Task goal: Look through the material below and count the lines with the string "screenshot". Report only the count.

-- Begin Given data --

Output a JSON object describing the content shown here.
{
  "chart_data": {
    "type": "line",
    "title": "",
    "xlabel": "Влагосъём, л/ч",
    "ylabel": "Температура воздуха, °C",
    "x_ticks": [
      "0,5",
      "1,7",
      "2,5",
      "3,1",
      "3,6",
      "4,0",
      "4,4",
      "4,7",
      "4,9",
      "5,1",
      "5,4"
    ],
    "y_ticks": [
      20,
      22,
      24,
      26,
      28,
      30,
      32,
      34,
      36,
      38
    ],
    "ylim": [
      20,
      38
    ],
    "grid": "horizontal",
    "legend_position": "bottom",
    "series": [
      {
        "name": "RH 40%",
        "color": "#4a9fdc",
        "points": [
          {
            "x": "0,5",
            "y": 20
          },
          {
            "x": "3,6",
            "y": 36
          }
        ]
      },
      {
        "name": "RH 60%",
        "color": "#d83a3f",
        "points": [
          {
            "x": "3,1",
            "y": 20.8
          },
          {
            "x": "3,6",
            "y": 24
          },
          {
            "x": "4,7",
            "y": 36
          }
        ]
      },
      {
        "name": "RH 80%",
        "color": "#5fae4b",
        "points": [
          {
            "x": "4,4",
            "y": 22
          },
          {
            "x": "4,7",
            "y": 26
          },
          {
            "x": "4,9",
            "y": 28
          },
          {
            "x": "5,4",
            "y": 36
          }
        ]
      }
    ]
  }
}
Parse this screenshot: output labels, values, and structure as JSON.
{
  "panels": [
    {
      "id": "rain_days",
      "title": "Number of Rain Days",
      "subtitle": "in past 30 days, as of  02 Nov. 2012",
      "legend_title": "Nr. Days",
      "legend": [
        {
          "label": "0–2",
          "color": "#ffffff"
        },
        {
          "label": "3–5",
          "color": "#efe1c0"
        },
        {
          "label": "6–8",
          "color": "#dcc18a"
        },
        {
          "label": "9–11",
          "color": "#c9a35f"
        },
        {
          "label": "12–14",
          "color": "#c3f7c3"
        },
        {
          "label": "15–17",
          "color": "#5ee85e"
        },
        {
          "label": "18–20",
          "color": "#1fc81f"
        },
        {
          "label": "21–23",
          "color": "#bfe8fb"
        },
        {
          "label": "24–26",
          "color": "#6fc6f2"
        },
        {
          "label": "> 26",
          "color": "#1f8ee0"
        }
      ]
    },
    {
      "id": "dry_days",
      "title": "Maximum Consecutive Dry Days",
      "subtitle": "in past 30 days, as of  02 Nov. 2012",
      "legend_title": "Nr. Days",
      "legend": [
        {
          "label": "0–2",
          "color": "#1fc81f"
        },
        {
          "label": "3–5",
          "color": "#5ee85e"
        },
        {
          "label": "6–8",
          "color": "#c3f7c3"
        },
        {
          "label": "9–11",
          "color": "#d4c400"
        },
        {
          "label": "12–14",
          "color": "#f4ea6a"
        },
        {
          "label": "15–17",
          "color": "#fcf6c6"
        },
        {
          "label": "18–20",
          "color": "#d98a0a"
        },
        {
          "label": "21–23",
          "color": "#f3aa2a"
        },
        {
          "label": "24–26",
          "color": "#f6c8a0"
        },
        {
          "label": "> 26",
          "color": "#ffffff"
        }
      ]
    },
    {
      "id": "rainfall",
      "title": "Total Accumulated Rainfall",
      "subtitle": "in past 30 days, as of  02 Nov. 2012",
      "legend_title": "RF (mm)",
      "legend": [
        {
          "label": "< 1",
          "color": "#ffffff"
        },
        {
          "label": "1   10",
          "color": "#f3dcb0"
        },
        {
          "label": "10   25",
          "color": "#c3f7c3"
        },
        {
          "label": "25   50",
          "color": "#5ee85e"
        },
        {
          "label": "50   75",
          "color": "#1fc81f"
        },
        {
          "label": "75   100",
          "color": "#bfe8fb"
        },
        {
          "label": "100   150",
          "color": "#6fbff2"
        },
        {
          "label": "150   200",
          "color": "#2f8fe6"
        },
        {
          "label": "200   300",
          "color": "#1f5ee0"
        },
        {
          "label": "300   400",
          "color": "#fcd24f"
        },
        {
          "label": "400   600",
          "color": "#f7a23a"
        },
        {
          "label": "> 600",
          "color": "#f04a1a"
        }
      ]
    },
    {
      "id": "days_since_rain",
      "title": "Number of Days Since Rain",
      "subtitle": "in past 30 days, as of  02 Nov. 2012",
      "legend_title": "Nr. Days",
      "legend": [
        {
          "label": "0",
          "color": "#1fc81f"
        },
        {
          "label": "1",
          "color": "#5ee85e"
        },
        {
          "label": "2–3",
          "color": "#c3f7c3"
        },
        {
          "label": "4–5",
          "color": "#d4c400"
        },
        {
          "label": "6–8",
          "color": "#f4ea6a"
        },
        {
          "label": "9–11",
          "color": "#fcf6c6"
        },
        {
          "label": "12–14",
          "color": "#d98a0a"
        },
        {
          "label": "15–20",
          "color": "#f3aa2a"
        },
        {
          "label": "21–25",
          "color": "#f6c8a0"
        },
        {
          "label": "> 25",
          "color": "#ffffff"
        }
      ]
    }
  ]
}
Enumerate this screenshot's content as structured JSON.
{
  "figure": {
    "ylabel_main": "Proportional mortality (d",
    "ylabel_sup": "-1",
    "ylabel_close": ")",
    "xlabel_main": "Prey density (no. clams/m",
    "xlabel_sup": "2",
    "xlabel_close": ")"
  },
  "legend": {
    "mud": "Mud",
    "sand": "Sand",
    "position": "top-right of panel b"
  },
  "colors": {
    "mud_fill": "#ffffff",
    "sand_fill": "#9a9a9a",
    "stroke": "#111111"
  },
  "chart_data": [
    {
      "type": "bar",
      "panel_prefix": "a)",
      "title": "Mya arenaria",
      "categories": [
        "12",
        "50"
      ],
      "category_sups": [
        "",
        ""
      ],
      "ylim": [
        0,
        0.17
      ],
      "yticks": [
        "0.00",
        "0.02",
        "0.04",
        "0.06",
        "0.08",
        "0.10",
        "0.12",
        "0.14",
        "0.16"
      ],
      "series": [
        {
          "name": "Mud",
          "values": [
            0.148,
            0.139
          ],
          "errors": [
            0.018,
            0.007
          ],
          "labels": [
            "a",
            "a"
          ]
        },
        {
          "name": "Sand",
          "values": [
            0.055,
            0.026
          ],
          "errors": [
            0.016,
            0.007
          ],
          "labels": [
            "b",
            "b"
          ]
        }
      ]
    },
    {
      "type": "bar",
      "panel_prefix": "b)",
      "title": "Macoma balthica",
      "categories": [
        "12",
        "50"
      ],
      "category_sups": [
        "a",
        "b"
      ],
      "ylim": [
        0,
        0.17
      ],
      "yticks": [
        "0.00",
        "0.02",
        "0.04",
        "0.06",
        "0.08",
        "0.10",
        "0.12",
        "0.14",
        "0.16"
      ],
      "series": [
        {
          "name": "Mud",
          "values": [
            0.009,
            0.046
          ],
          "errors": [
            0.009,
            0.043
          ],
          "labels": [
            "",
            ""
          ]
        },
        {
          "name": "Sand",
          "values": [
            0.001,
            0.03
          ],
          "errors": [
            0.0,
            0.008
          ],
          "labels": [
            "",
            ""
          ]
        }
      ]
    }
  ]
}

-- End Given data --

Full solution: 2